> **Problem**: Quote the records below in full, exactly as given, with the images taken out.

--- Available records ---

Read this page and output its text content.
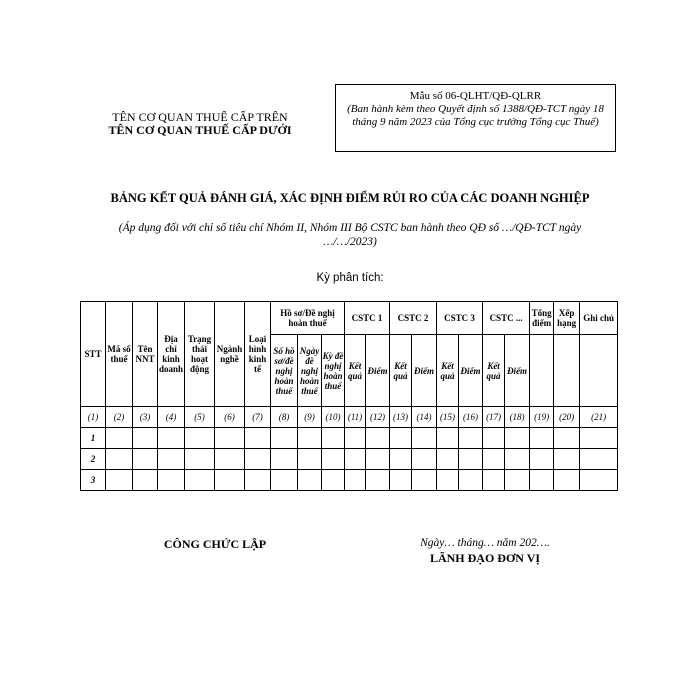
TÊN CƠ QUAN THUẾ CẤP TRÊN
TÊN CƠ QUAN THUẾ CẤP DƯỚI
Mẫu số 06-QLHT/QĐ-QLRR
(Ban hành kèm theo Quyết định số 1388/QĐ-TCT ngày 18 tháng 9 năm 2023 của Tổng cục trưởng Tổng cục Thuế)
BẢNG KẾT QUẢ ĐÁNH GIÁ, XÁC ĐỊNH ĐIỂM RỦI RO CỦA CÁC DOANH NGHIỆP
(Áp dụng đối với chỉ số tiêu chí Nhóm II, Nhóm III Bộ CSTC ban hành theo QĐ số …/QĐ-TCT ngày …/…/2023)
Kỳ phân tích:
STT	Mã số thuế	Tên NNT	Địa chỉ kinh doanh	Trạng thái hoạt động	Ngành nghề	Loại hình kinh tế	Hồ sơ/Đề nghị hoàn thuế			CSTC 1		CSTC 2		CSTC 3		CSTC ...		Tổng điểm	Xếp hạng	Ghi chú
							Số hồ sơ/đề nghị hoàn thuế	Ngày đề nghị hoàn thuế	Kỳ đề nghị hoàn thuế	Kết quả	Điểm	Kết quả	Điểm	Kết quả	Điểm	Kết quả	Điểm			
(1)	(2)	(3)	(4)	(5)	(6)	(7)	(8)	(9)	(10)	(11)	(12)	(13)	(14)	(15)	(16)	(17)	(18)	(19)	(20)	(21)
1																				
2																				
3																				
CÔNG CHỨC LẬP	Ngày… tháng… năm 202….
LÃNH ĐẠO ĐƠN VỊ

---

> **Full response**:
Read this page and output its text content.
TÊN CƠ QUAN THUẾ CẤP TRÊN
TÊN CƠ QUAN THUẾ CẤP DƯỚI
Mẫu số 06-QLHT/QĐ-QLRR
(Ban hành kèm theo Quyết định số 1388/QĐ-TCT ngày 18 tháng 9 năm 2023 của Tổng cục trưởng Tổng cục Thuế)
BẢNG KẾT QUẢ ĐÁNH GIÁ, XÁC ĐỊNH ĐIỂM RỦI RO CỦA CÁC DOANH NGHIỆP
(Áp dụng đối với chỉ số tiêu chí Nhóm II, Nhóm III Bộ CSTC ban hành theo QĐ số …/QĐ-TCT ngày …/…/2023)
Kỳ phân tích:
STT	Mã số thuế	Tên NNT	Địa chỉ kinh doanh	Trạng thái hoạt động	Ngành nghề	Loại hình kinh tế	Hồ sơ/Đề nghị hoàn thuế			CSTC 1		CSTC 2		CSTC 3		CSTC ...		Tổng điểm	Xếp hạng	Ghi chú
							Số hồ sơ/đề nghị hoàn thuế	Ngày đề nghị hoàn thuế	Kỳ đề nghị hoàn thuế	Kết quả	Điểm	Kết quả	Điểm	Kết quả	Điểm	Kết quả	Điểm			
(1)	(2)	(3)	(4)	(5)	(6)	(7)	(8)	(9)	(10)	(11)	(12)	(13)	(14)	(15)	(16)	(17)	(18)	(19)	(20)	(21)
1																				
2																				
3																				
CÔNG CHỨC LẬP	Ngày… tháng… năm 202….
LÃNH ĐẠO ĐƠN VỊ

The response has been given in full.